*Instruction*:
Write out every entry exactly as it appears.

*Given entries*:
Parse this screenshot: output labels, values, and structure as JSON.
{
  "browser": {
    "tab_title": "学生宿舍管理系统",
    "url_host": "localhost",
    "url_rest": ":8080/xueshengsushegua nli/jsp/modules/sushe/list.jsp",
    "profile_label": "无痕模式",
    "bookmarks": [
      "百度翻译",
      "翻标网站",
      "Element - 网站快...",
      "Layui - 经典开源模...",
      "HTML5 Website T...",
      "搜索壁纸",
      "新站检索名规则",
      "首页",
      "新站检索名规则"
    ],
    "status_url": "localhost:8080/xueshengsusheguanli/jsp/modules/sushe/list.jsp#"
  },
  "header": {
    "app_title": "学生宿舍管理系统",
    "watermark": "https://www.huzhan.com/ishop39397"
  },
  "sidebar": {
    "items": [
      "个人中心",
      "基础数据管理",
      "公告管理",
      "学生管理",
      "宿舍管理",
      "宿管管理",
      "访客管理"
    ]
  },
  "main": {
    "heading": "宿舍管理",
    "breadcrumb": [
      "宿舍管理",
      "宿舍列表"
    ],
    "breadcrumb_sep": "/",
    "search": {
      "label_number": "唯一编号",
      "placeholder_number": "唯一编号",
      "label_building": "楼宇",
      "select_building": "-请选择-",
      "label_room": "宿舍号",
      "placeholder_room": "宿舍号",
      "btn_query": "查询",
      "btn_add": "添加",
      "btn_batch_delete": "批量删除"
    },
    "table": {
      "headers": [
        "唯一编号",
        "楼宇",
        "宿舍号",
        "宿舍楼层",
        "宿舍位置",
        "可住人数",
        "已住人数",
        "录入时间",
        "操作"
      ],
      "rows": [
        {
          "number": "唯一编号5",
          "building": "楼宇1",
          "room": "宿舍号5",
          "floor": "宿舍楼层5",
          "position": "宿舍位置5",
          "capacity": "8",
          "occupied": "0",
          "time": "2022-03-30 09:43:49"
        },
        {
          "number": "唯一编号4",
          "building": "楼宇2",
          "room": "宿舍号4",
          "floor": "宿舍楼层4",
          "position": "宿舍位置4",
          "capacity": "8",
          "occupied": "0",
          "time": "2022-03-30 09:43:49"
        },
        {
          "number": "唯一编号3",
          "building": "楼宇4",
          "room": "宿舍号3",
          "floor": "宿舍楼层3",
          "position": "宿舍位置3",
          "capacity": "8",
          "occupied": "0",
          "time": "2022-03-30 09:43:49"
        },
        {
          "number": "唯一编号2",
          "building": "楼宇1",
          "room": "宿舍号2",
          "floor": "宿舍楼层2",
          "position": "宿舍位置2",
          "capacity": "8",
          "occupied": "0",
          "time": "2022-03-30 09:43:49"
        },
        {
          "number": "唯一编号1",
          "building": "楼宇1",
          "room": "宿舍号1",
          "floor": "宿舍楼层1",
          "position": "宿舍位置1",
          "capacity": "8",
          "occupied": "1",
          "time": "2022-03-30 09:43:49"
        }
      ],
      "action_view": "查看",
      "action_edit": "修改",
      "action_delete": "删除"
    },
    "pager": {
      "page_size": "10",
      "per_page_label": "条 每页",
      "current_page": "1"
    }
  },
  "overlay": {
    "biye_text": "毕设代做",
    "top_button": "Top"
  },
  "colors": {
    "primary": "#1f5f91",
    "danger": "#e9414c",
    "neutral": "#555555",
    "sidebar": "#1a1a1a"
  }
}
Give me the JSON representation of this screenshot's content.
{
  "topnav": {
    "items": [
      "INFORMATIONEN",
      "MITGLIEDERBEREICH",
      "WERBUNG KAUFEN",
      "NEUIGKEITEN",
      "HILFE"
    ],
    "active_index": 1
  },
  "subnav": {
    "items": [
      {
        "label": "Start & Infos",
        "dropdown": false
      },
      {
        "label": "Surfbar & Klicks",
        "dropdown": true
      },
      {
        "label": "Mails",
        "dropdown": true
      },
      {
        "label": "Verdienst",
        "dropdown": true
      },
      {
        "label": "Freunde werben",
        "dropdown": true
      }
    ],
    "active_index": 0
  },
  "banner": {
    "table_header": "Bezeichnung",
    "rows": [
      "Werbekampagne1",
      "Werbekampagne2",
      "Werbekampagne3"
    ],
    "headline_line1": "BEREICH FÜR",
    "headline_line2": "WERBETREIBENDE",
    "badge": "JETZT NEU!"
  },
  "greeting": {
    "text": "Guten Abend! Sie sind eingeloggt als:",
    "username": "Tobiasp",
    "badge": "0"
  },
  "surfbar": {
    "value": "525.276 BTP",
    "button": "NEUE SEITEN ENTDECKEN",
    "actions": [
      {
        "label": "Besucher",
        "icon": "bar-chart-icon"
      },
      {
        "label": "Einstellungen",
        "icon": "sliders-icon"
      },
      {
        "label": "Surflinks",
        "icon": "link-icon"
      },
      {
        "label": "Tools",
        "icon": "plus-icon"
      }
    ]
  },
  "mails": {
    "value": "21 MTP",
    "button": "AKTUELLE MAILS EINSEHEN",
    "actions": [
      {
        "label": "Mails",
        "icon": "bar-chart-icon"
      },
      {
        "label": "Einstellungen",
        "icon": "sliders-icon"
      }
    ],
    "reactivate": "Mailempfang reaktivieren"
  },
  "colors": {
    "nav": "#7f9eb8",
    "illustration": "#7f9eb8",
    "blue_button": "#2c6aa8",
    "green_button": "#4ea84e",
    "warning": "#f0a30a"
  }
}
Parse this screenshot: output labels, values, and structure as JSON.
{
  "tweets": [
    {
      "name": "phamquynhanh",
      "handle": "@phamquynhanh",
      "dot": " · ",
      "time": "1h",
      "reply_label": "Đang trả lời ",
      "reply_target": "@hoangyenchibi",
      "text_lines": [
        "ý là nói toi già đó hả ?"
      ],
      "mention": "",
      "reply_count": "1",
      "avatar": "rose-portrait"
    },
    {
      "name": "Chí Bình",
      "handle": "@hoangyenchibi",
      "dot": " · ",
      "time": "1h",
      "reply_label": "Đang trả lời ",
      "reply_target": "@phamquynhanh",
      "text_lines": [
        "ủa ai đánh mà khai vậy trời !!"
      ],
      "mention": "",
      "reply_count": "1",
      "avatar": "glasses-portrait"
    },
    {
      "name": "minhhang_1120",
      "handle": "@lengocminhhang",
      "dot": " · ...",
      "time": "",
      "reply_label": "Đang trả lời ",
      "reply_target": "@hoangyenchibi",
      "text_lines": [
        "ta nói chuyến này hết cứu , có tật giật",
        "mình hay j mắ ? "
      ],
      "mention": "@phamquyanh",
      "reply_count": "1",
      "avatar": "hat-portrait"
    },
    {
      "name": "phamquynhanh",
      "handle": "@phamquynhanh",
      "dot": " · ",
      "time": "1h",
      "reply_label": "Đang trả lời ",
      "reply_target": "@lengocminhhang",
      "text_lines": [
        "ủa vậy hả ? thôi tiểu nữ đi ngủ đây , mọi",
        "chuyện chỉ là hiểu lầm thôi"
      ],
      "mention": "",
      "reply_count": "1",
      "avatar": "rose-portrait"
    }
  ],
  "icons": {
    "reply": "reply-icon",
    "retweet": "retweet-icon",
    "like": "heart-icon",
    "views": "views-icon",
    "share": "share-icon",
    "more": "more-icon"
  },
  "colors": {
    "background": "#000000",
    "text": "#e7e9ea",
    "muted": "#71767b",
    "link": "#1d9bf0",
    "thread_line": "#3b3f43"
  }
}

*Task response*:
Parse this screenshot: output labels, values, and structure as JSON.
{
  "browser": {
    "tab_title": "学生宿舍管理系统",
    "url_host": "localhost",
    "url_rest": ":8080/xueshengsushegua nli/jsp/modules/sushe/list.jsp",
    "profile_label": "无痕模式",
    "bookmarks": [
      "百度翻译",
      "翻标网站",
      "Element - 网站快...",
      "Layui - 经典开源模...",
      "HTML5 Website T...",
      "搜索壁纸",
      "新站检索名规则",
      "首页",
      "新站检索名规则"
    ],
    "status_url": "localhost:8080/xueshengsusheguanli/jsp/modules/sushe/list.jsp#"
  },
  "header": {
    "app_title": "学生宿舍管理系统",
    "watermark": "https://www.huzhan.com/ishop39397"
  },
  "sidebar": {
    "items": [
      "个人中心",
      "基础数据管理",
      "公告管理",
      "学生管理",
      "宿舍管理",
      "宿管管理",
      "访客管理"
    ]
  },
  "main": {
    "heading": "宿舍管理",
    "breadcrumb": [
      "宿舍管理",
      "宿舍列表"
    ],
    "breadcrumb_sep": "/",
    "search": {
      "label_number": "唯一编号",
      "placeholder_number": "唯一编号",
      "label_building": "楼宇",
      "select_building": "-请选择-",
      "label_room": "宿舍号",
      "placeholder_room": "宿舍号",
      "btn_query": "查询",
      "btn_add": "添加",
      "btn_batch_delete": "批量删除"
    },
    "table": {
      "headers": [
        "唯一编号",
        "楼宇",
        "宿舍号",
        "宿舍楼层",
        "宿舍位置",
        "可住人数",
        "已住人数",
        "录入时间",
        "操作"
      ],
      "rows": [
        {
          "number": "唯一编号5",
          "building": "楼宇1",
          "room": "宿舍号5",
          "floor": "宿舍楼层5",
          "position": "宿舍位置5",
          "capacity": "8",
          "occupied": "0",
          "time": "2022-03-30 09:43:49"
        },
        {
          "number": "唯一编号4",
          "building": "楼宇2",
          "room": "宿舍号4",
          "floor": "宿舍楼层4",
          "position": "宿舍位置4",
          "capacity": "8",
          "occupied": "0",
          "time": "2022-03-30 09:43:49"
        },
        {
          "number": "唯一编号3",
          "building": "楼宇4",
          "room": "宿舍号3",
          "floor": "宿舍楼层3",
          "position": "宿舍位置3",
          "capacity": "8",
          "occupied": "0",
          "time": "2022-03-30 09:43:49"
        },
        {
          "number": "唯一编号2",
          "building": "楼宇1",
          "room": "宿舍号2",
          "floor": "宿舍楼层2",
          "position": "宿舍位置2",
          "capacity": "8",
          "occupied": "0",
          "time": "2022-03-30 09:43:49"
        },
        {
          "number": "唯一编号1",
          "building": "楼宇1",
          "room": "宿舍号1",
          "floor": "宿舍楼层1",
          "position": "宿舍位置1",
          "capacity": "8",
          "occupied": "1",
          "time": "2022-03-30 09:43:49"
        }
      ],
      "action_view": "查看",
      "action_edit": "修改",
      "action_delete": "删除"
    },
    "pager": {
      "page_size": "10",
      "per_page_label": "条 每页",
      "current_page": "1"
    }
  },
  "overlay": {
    "biye_text": "毕设代做",
    "top_button": "Top"
  },
  "colors": {
    "primary": "#1f5f91",
    "danger": "#e9414c",
    "neutral": "#555555",
    "sidebar": "#1a1a1a"
  }
}
Give me the JSON representation of this screenshot's content.
{
  "topnav": {
    "items": [
      "INFORMATIONEN",
      "MITGLIEDERBEREICH",
      "WERBUNG KAUFEN",
      "NEUIGKEITEN",
      "HILFE"
    ],
    "active_index": 1
  },
  "subnav": {
    "items": [
      {
        "label": "Start & Infos",
        "dropdown": false
      },
      {
        "label": "Surfbar & Klicks",
        "dropdown": true
      },
      {
        "label": "Mails",
        "dropdown": true
      },
      {
        "label": "Verdienst",
        "dropdown": true
      },
      {
        "label": "Freunde werben",
        "dropdown": true
      }
    ],
    "active_index": 0
  },
  "banner": {
    "table_header": "Bezeichnung",
    "rows": [
      "Werbekampagne1",
      "Werbekampagne2",
      "Werbekampagne3"
    ],
    "headline_line1": "BEREICH FÜR",
    "headline_line2": "WERBETREIBENDE",
    "badge": "JETZT NEU!"
  },
  "greeting": {
    "text": "Guten Abend! Sie sind eingeloggt als:",
    "username": "Tobiasp",
    "badge": "0"
  },
  "surfbar": {
    "value": "525.276 BTP",
    "button": "NEUE SEITEN ENTDECKEN",
    "actions": [
      {
        "label": "Besucher",
        "icon": "bar-chart-icon"
      },
      {
        "label": "Einstellungen",
        "icon": "sliders-icon"
      },
      {
        "label": "Surflinks",
        "icon": "link-icon"
      },
      {
        "label": "Tools",
        "icon": "plus-icon"
      }
    ]
  },
  "mails": {
    "value": "21 MTP",
    "button": "AKTUELLE MAILS EINSEHEN",
    "actions": [
      {
        "label": "Mails",
        "icon": "bar-chart-icon"
      },
      {
        "label": "Einstellungen",
        "icon": "sliders-icon"
      }
    ],
    "reactivate": "Mailempfang reaktivieren"
  },
  "colors": {
    "nav": "#7f9eb8",
    "illustration": "#7f9eb8",
    "blue_button": "#2c6aa8",
    "green_button": "#4ea84e",
    "warning": "#f0a30a"
  }
}
Parse this screenshot: output labels, values, and structure as JSON.
{
  "tweets": [
    {
      "name": "phamquynhanh",
      "handle": "@phamquynhanh",
      "dot": " · ",
      "time": "1h",
      "reply_label": "Đang trả lời ",
      "reply_target": "@hoangyenchibi",
      "text_lines": [
        "ý là nói toi già đó hả ?"
      ],
      "mention": "",
      "reply_count": "1",
      "avatar": "rose-portrait"
    },
    {
      "name": "Chí Bình",
      "handle": "@hoangyenchibi",
      "dot": " · ",
      "time": "1h",
      "reply_label": "Đang trả lời ",
      "reply_target": "@phamquynhanh",
      "text_lines": [
        "ủa ai đánh mà khai vậy trời !!"
      ],
      "mention": "",
      "reply_count": "1",
      "avatar": "glasses-portrait"
    },
    {
      "name": "minhhang_1120",
      "handle": "@lengocminhhang",
      "dot": " · ...",
      "time": "",
      "reply_label": "Đang trả lời ",
      "reply_target": "@hoangyenchibi",
      "text_lines": [
        "ta nói chuyến này hết cứu , có tật giật",
        "mình hay j mắ ? "
      ],
      "mention": "@phamquyanh",
      "reply_count": "1",
      "avatar": "hat-portrait"
    },
    {
      "name": "phamquynhanh",
      "handle": "@phamquynhanh",
      "dot": " · ",
      "time": "1h",
      "reply_label": "Đang trả lời ",
      "reply_target": "@lengocminhhang",
      "text_lines": [
        "ủa vậy hả ? thôi tiểu nữ đi ngủ đây , mọi",
        "chuyện chỉ là hiểu lầm thôi"
      ],
      "mention": "",
      "reply_count": "1",
      "avatar": "rose-portrait"
    }
  ],
  "icons": {
    "reply": "reply-icon",
    "retweet": "retweet-icon",
    "like": "heart-icon",
    "views": "views-icon",
    "share": "share-icon",
    "more": "more-icon"
  },
  "colors": {
    "background": "#000000",
    "text": "#e7e9ea",
    "muted": "#71767b",
    "link": "#1d9bf0",
    "thread_line": "#3b3f43"
  }
}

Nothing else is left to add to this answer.